“He got like, 40,000 likes and shares on his last post,” Mr. Lachtman said. (That post featured Mr. Ayala, an affable 23-year old with a kind of frat-boy charm, pouring hot coffee on his bare hand.) “The dog is down there with his 50,000 followers,” Mr. Lachtman went on, gesturing at Biggie Griffon, a pouty Brussels Griffon who sat underneath a pizza-and-cheeseburger-strewn picnic table.
Known online as Biggie Smalls the Notorious D.O.G., Biggie has actually garnered more than 75,000 followers across Instagram, Twitter and Tumblr with punny posts involving rap lyrics and improbable photos. He is paid in turn to promote brands like BarkBox, a subscription service for dog accessories, on his social media feeds, with Niche brokering the deals.
In an era of new economies, this may be one of the most curious: the network that has sprung up to help the follower-laden stars of Instagram, Vine, Pinterest and other social media services make money by connecting them with brands wanting to advertise to their audiences. People like Mr. Lachtman and his co-founder, Rob Fishman, run what may be seen as a parallel universe to Hollywood, one in which shares and likes matter more than box-office sales and paparazzi shots. Here, authenticity — a word that comes up often in this arena — trumps a Photoshop-perfect facade or publicist-approved message.
Some of these agents want to groom their clients (or creators, as they’re often called) into marquee names who can resonate beyond a smartphone screen. (Though it’s worth noting that some already have a bigger following than “traditional” celebrities: Nash Grier, Instagram’s answer to the archetypical teenage idol, has more than 5.9 million followers on the social network; Oprah Winfrey has about half that.)
“We want to cultivate these stars, and if they graduate to being the next Jimmy Fallon, great,” said Gary Vaynerchuk, a founder of the New York-based GrapeStory, an agency that represents a coterie of Vine comedians in addition to other social media personalities. “But when they’re just trying to get $10,000 or $20,000 out of a brand, which is life-changing for these kids, we know how to get it done.”
“You come work with GrapeStory,” he added, “you’re guaranteed to make five and six figures per year.”

● TASK DIRECTIONS
Reproduce the passage about agents who broker brand deals for social media stars word for word, from start to finish. The material after this passage has nothing to do with the work here.

● INFORMATION SHOWN
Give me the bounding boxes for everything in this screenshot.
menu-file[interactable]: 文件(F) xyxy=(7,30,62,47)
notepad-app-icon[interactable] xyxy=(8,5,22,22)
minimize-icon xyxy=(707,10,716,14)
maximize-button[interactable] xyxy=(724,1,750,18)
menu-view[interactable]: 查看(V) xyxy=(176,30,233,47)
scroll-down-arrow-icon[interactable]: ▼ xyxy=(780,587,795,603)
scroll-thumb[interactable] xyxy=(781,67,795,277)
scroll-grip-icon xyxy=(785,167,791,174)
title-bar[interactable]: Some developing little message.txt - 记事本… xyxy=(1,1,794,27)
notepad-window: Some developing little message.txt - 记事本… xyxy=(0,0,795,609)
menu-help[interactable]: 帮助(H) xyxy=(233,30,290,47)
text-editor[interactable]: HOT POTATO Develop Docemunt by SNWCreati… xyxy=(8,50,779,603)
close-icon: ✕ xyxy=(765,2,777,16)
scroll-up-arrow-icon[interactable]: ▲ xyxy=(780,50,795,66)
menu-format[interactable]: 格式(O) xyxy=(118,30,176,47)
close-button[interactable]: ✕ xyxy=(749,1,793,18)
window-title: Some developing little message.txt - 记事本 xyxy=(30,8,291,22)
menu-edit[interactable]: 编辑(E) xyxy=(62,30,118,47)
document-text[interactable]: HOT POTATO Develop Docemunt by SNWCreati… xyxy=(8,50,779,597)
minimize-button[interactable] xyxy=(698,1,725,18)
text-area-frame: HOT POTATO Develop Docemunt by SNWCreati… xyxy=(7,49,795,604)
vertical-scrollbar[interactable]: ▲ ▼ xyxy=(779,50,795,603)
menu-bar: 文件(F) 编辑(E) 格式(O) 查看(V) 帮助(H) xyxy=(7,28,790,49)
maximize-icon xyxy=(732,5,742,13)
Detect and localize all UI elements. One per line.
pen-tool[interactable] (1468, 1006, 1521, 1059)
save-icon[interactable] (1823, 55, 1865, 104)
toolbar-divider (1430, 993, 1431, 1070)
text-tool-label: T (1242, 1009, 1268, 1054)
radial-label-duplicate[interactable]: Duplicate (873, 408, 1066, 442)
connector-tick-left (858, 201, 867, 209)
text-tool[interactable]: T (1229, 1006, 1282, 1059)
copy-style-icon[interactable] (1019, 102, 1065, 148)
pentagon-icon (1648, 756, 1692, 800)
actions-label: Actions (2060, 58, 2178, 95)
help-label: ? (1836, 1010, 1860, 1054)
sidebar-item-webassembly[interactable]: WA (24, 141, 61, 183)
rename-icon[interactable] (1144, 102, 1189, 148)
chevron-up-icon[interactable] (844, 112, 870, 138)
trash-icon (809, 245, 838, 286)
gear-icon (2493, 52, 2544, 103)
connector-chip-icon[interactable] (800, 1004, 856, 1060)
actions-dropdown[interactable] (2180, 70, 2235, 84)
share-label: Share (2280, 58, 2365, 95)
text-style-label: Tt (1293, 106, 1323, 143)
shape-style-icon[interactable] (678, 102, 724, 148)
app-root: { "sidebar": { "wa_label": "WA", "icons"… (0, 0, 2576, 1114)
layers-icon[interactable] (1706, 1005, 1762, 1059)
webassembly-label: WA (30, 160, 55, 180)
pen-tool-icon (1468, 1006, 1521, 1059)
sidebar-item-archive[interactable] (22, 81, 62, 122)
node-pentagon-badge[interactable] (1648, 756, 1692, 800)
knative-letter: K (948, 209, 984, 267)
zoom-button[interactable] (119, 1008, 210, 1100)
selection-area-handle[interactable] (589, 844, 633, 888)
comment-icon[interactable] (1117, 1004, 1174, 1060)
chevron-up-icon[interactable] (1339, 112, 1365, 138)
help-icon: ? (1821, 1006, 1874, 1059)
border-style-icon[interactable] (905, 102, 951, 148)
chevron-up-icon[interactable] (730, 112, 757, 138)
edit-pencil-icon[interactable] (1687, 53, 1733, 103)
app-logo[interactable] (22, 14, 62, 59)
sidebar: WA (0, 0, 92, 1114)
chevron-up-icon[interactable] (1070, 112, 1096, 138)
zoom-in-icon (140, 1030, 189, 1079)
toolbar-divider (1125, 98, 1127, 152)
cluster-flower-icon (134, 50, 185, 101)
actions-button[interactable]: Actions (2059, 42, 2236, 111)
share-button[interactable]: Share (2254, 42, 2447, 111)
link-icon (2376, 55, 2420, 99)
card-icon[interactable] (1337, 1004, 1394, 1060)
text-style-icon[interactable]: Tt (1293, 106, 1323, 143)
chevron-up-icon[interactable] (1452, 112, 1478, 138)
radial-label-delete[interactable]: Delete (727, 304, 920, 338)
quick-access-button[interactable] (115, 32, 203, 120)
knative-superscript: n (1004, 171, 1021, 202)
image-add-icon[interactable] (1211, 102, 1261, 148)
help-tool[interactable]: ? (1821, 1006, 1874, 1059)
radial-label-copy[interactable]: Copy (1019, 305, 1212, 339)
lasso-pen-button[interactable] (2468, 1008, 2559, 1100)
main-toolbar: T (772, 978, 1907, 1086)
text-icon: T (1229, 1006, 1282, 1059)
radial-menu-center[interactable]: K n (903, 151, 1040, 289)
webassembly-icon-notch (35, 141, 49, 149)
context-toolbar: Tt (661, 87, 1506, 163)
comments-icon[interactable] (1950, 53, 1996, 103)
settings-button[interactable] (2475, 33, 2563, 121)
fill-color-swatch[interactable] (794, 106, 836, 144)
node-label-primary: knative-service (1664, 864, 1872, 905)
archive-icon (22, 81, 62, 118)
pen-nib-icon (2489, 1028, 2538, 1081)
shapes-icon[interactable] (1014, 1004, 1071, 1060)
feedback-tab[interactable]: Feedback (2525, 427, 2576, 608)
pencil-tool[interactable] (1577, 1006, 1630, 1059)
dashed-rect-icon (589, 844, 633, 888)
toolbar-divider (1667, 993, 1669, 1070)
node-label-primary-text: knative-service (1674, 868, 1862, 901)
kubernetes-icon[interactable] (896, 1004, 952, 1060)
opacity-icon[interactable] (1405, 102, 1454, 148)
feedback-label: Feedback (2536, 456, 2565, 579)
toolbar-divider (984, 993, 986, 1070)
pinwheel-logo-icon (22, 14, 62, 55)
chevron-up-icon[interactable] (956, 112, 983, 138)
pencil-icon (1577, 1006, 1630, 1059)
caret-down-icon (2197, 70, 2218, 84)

● ANSWER TO THIS EXERCISE
“He got like, 40,000 likes and shares on his last post,” Mr. Lachtman said. (That post featured Mr. Ayala, an affable 23-year old with a kind of frat-boy charm, pouring hot coffee on his bare hand.) “The dog is down there with his 50,000 followers,” Mr. Lachtman went on, gesturing at Biggie Griffon, a pouty Brussels Griffon who sat underneath a pizza-and-cheeseburger-strewn picnic table.
Known online as Biggie Smalls the Notorious D.O.G., Biggie has actually garnered more than 75,000 followers across Instagram, Twitter and Tumblr with punny posts involving rap lyrics and improbable photos. He is paid in turn to promote brands like BarkBox, a subscription service for dog accessories, on his social media feeds, with Niche brokering the deals.
In an era of new economies, this may be one of the most curious: the network that has sprung up to help the follower-laden stars of Instagram, Vine, Pinterest and other social media services make money by connecting them with brands wanting to advertise to their audiences. People like Mr. Lachtman and his co-founder, Rob Fishman, run what may be seen as a parallel universe to Hollywood, one in which shares and likes matter more than box-office sales and paparazzi shots. Here, authenticity — a word that comes up often in this arena — trumps a Photoshop-perfect facade or publicist-approved message.
Some of these agents want to groom their clients (or creators, as they’re often called) into marquee names who can resonate beyond a smartphone screen. (Though it’s worth noting that some already have a bigger following than “traditional” celebrities: Nash Grier, Instagram’s answer to the archetypical teenage idol, has more than 5.9 million followers on the social network; Oprah Winfrey has about half that.)
“We want to cultivate these stars, and if they graduate to being the next Jimmy Fallon, great,” said Gary Vaynerchuk, a founder of the New York-based GrapeStory, an agency that represents a coterie of Vine comedians in addition to other social media personalities. “But when they’re just trying to get $10,000 or $20,000 out of a brand, which is life-changing for these kids, we know how to get it done.”
“You come work with GrapeStory,” he added, “you’re guaranteed to make five and six figures per year.”